→ **TASK**:
Once the pictures are set aside, transcribe the remaining data exactly.
[Start of DATA SUPPLIED]
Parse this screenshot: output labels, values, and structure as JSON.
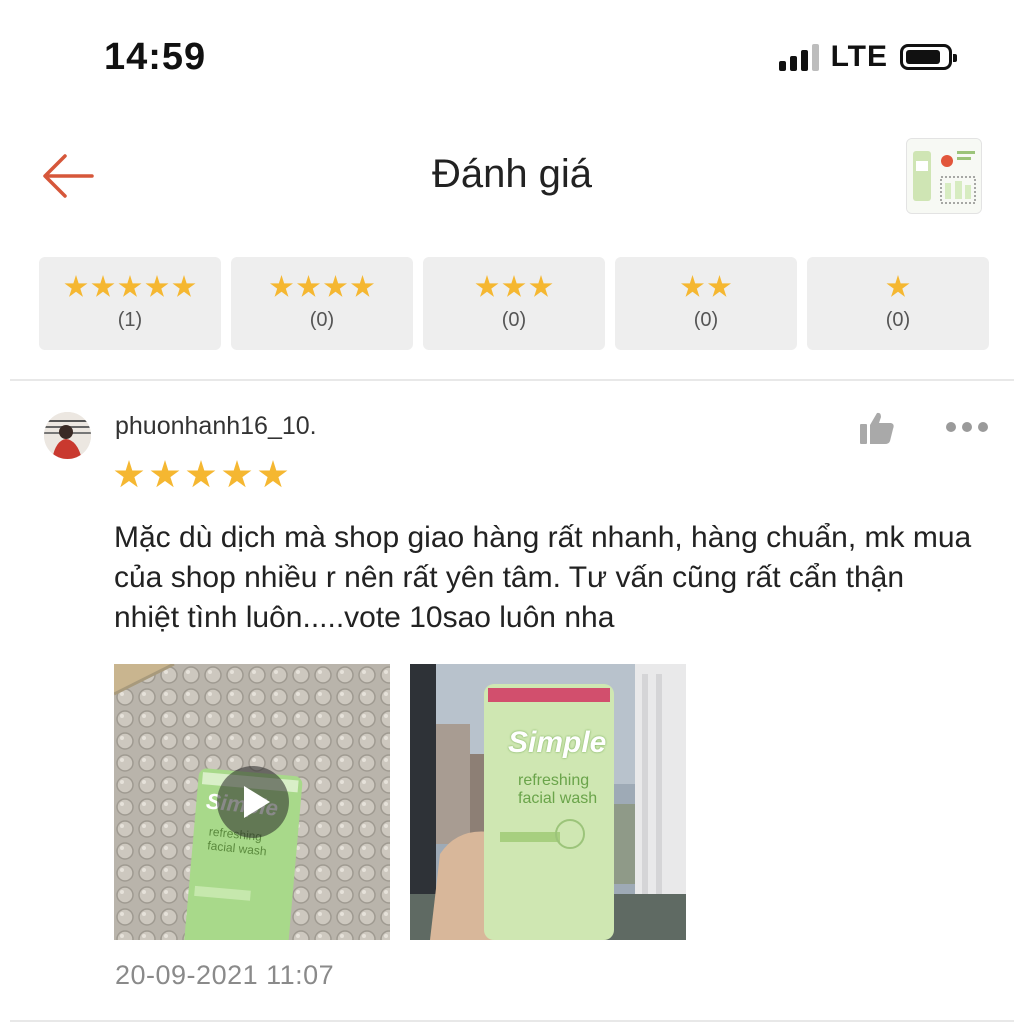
{
  "status_bar": {
    "time": "14:59",
    "network": "LTE",
    "signal_bars": 3,
    "signal_max": 4
  },
  "header": {
    "title": "Đánh giá",
    "back_icon": "arrow-left-icon"
  },
  "rating_filters": [
    {
      "stars": 5,
      "count": "(1)"
    },
    {
      "stars": 4,
      "count": "(0)"
    },
    {
      "stars": 3,
      "count": "(0)"
    },
    {
      "stars": 2,
      "count": "(0)"
    },
    {
      "stars": 1,
      "count": "(0)"
    }
  ],
  "review": {
    "username": "phuonhanh16_10.",
    "rating": 5,
    "text": "Mặc dù dịch mà shop giao hàng rất nhanh, hàng chuẩn, mk mua của shop nhiều r nên rất yên tâm. Tư vấn cũng rất cẩn thận nhiệt tình luôn.....vote 10sao luôn nha",
    "media": [
      {
        "kind": "video",
        "brand": "Simple",
        "caption": "refreshing facial wash"
      },
      {
        "kind": "image",
        "brand": "Simple",
        "caption": "refreshing facial wash"
      }
    ],
    "timestamp": "20-09-2021 11:07"
  },
  "colors": {
    "accent": "#d6573a",
    "star": "#f5b731",
    "chip_bg": "#eeeeee"
  }
}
[End of DATA SUPPLIED]
→ **SOLVED PROBLEM**:
Parse this screenshot: output labels, values, and structure as JSON.
{
  "status_bar": {
    "time": "14:59",
    "network": "LTE",
    "signal_bars": 3,
    "signal_max": 4
  },
  "header": {
    "title": "Đánh giá",
    "back_icon": "arrow-left-icon"
  },
  "rating_filters": [
    {
      "stars": 5,
      "count": "(1)"
    },
    {
      "stars": 4,
      "count": "(0)"
    },
    {
      "stars": 3,
      "count": "(0)"
    },
    {
      "stars": 2,
      "count": "(0)"
    },
    {
      "stars": 1,
      "count": "(0)"
    }
  ],
  "review": {
    "username": "phuonhanh16_10.",
    "rating": 5,
    "text": "Mặc dù dịch mà shop giao hàng rất nhanh, hàng chuẩn, mk mua của shop nhiều r nên rất yên tâm. Tư vấn cũng rất cẩn thận nhiệt tình luôn.....vote 10sao luôn nha",
    "media": [
      {
        "kind": "video",
        "brand": "Simple",
        "caption": "refreshing facial wash"
      },
      {
        "kind": "image",
        "brand": "Simple",
        "caption": "refreshing facial wash"
      }
    ],
    "timestamp": "20-09-2021 11:07"
  },
  "colors": {
    "accent": "#d6573a",
    "star": "#f5b731",
    "chip_bg": "#eeeeee"
  }
}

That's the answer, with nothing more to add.